* start Dataset rows *

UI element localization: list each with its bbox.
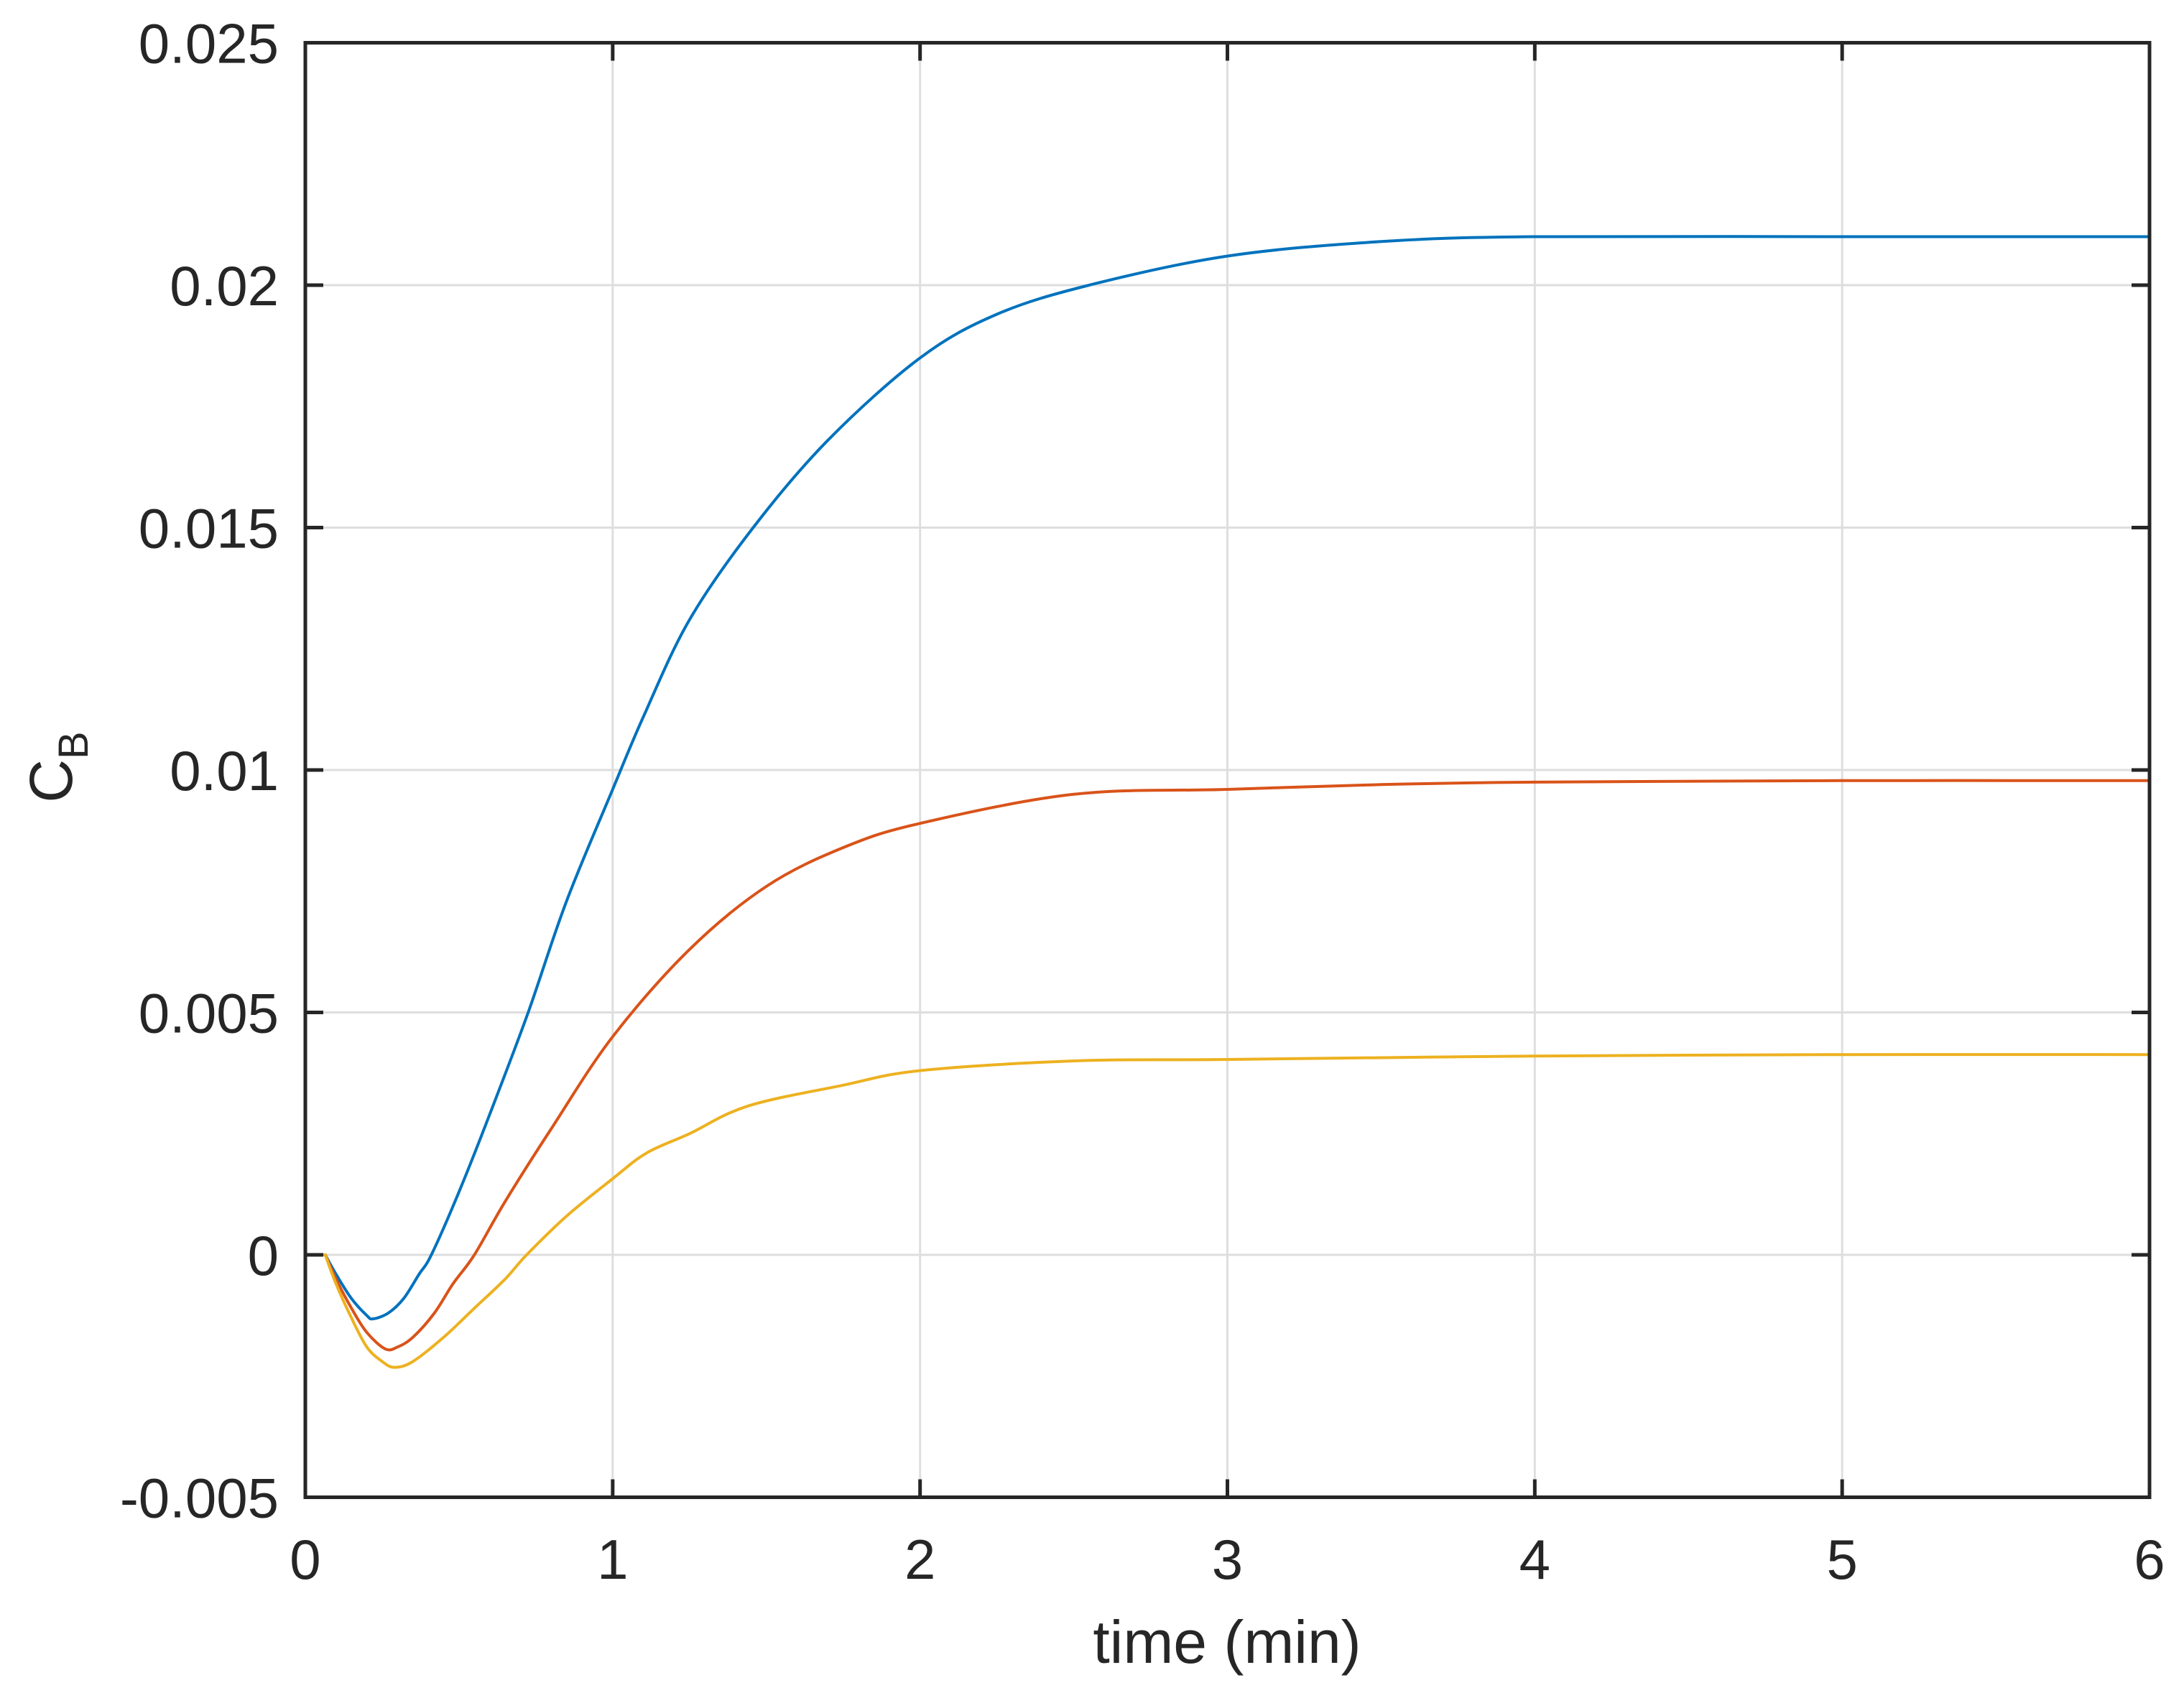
y-tick-label: -0.005	[120, 1467, 279, 1530]
x-axis-label: time (min)	[1093, 1608, 1361, 1676]
y-tick-label: 0.01	[170, 739, 279, 802]
y-tick-labels: -0.005 0 0.005 0.01 0.015 0.02 0.025	[120, 12, 279, 1530]
y-tick-label: 0.02	[170, 254, 279, 317]
x-tick-label: 6	[2134, 1528, 2165, 1591]
x-tick-label: 1	[597, 1528, 628, 1591]
y-axis-label: CB	[17, 731, 97, 802]
y-axis-label-main: C	[17, 759, 85, 803]
y-tick-label: 0.005	[139, 982, 279, 1045]
series-line-1	[304, 235, 2151, 1321]
grid-lines	[305, 42, 2150, 1498]
y-tick-label: 0.025	[139, 12, 279, 75]
x-tick-label: 0	[290, 1528, 320, 1591]
y-tick-label: 0.015	[139, 497, 279, 560]
x-tick-labels: 0 1 2 3 4 5 6	[290, 1528, 2165, 1591]
data-series	[304, 235, 2151, 1369]
x-tick-label: 4	[1519, 1528, 1550, 1591]
series-line-3	[304, 1053, 2151, 1369]
series-line-2	[304, 779, 2151, 1352]
x-tick-label: 5	[1826, 1528, 1857, 1591]
y-tick-label: 0	[248, 1224, 279, 1287]
x-tick-label: 2	[904, 1528, 935, 1591]
y-axis-label-subscript: B	[50, 731, 97, 759]
x-tick-label: 3	[1212, 1528, 1243, 1591]
svg-text:CB: CB	[17, 731, 97, 802]
tick-marks	[303, 41, 2152, 1499]
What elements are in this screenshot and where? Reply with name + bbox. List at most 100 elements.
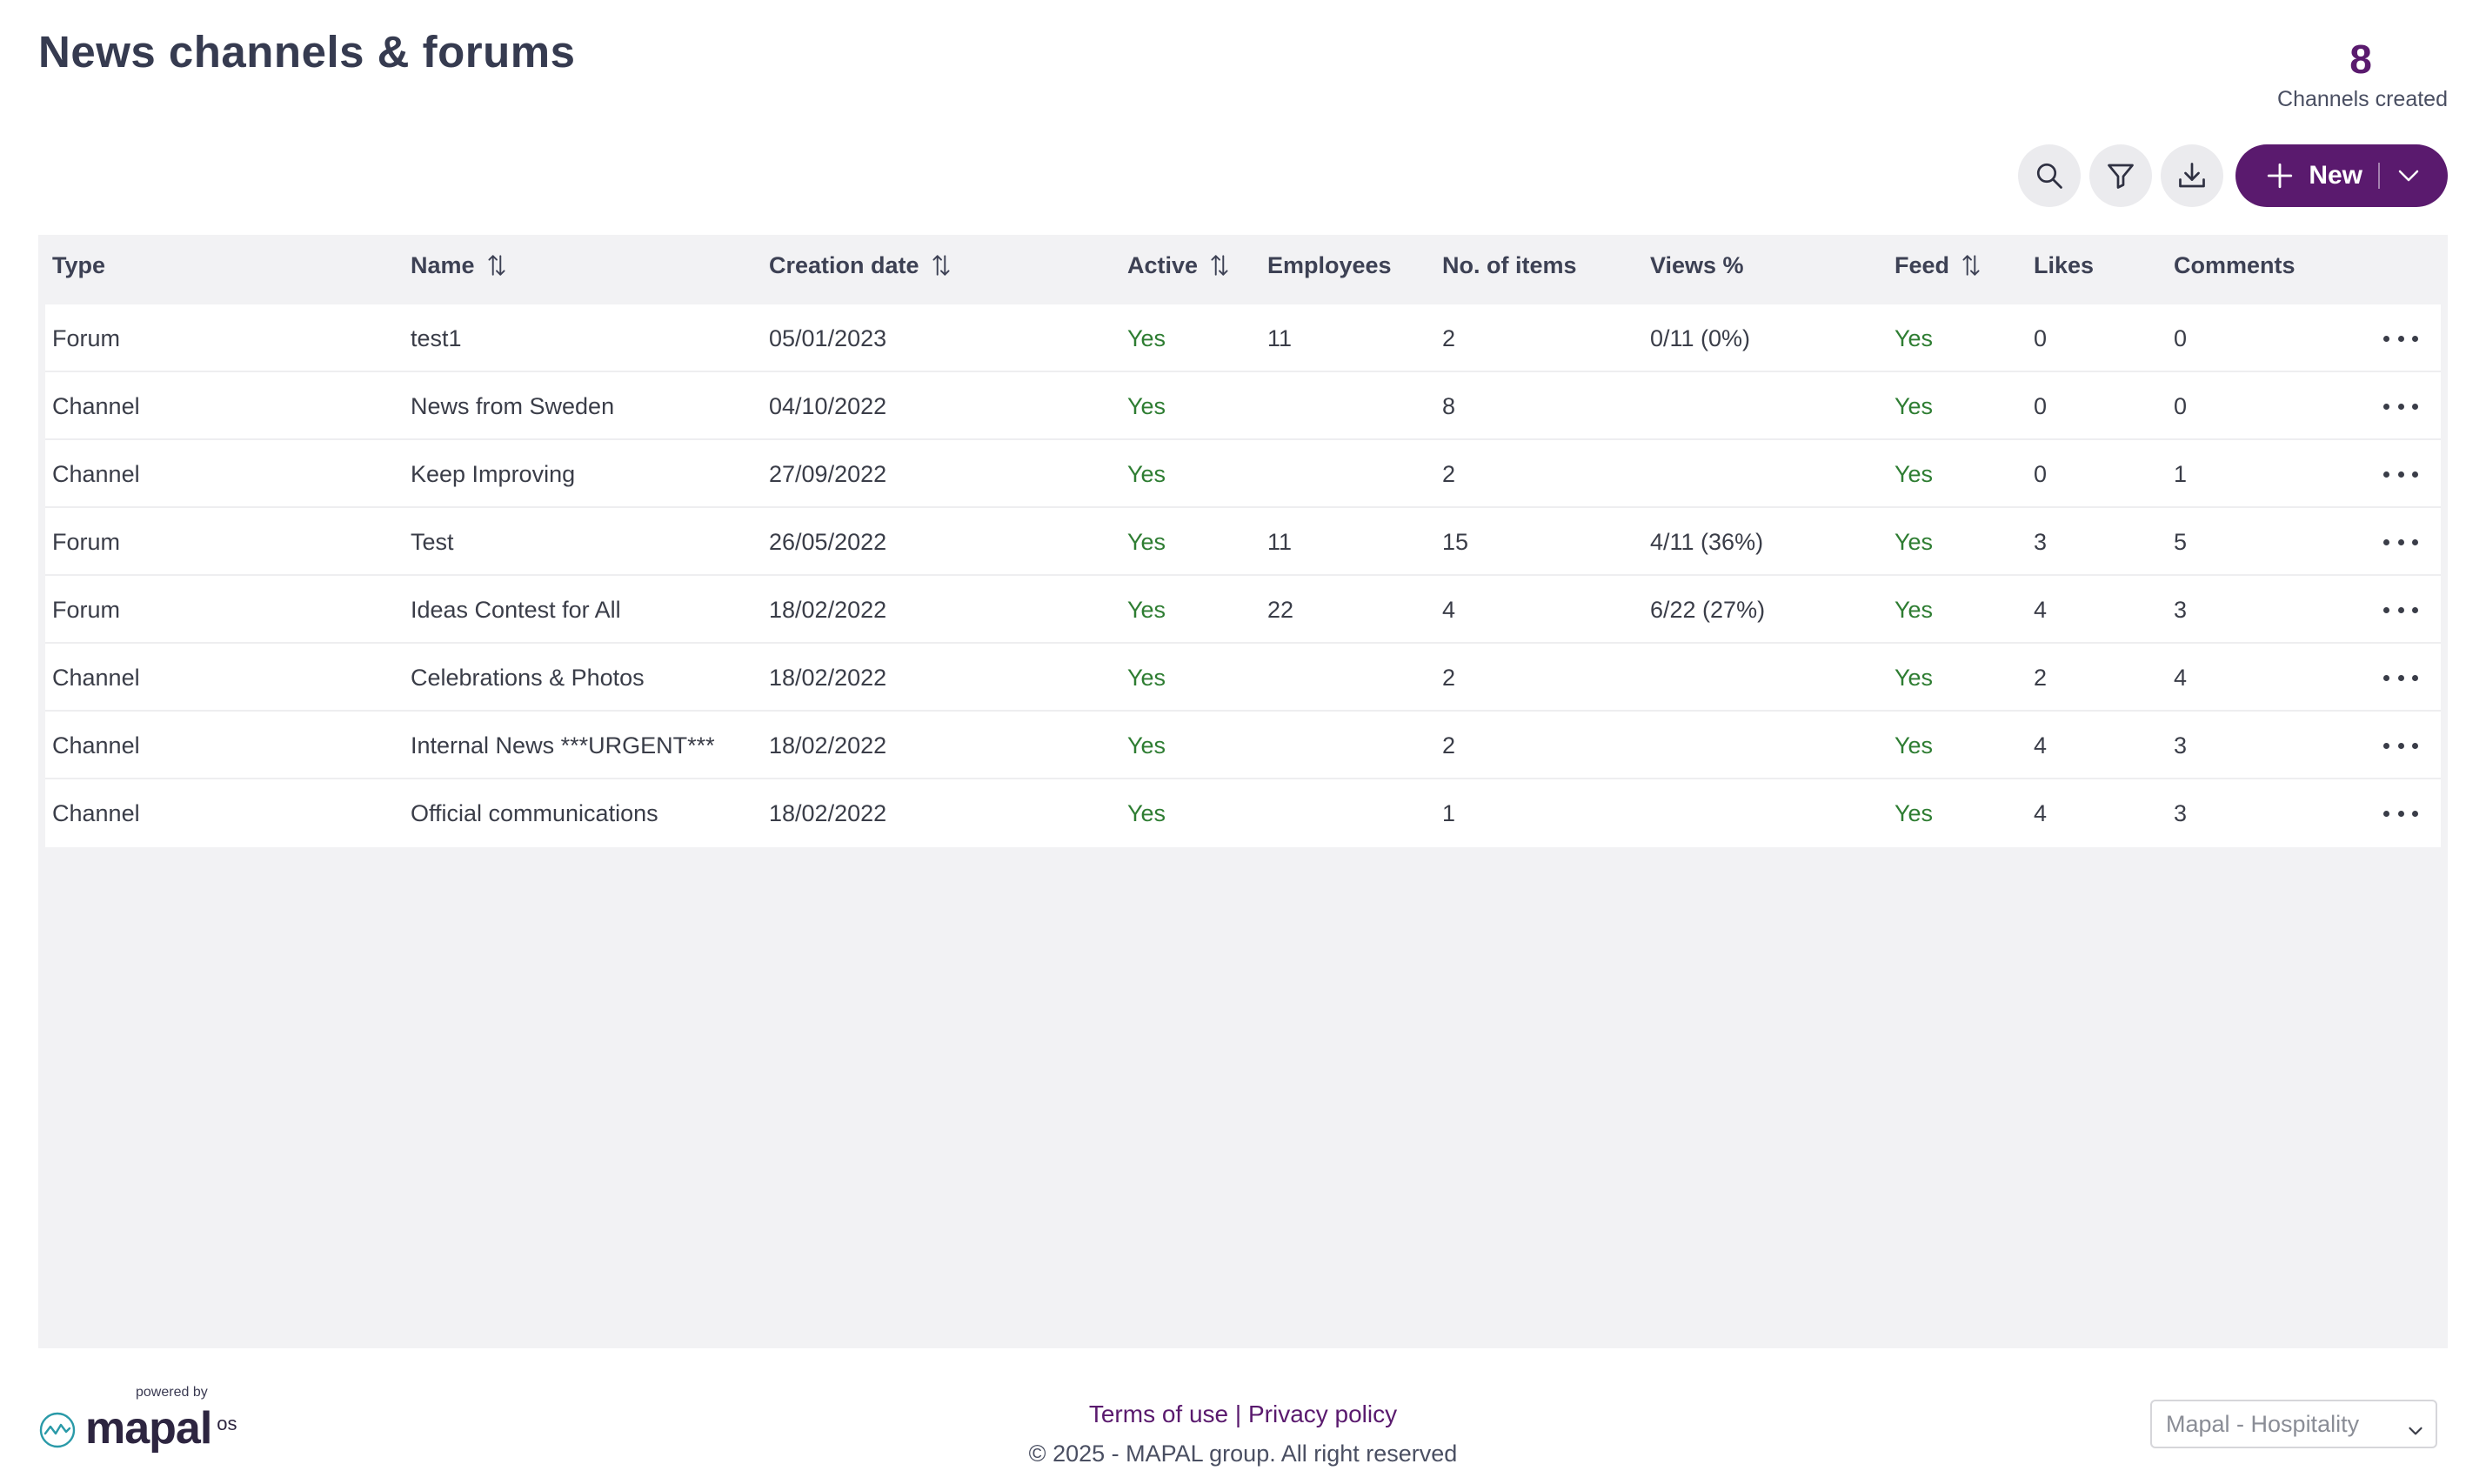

* end Dataset rows *

Pick out each line of the listing above that contains the string "labels", and copy every such line in full.

y-tick-labels: -0.005 0 0.005 0.01 0.015 0.02 0.025	[120, 12, 279, 1530]
x-tick-labels: 0 1 2 3 4 5 6	[290, 1528, 2165, 1591]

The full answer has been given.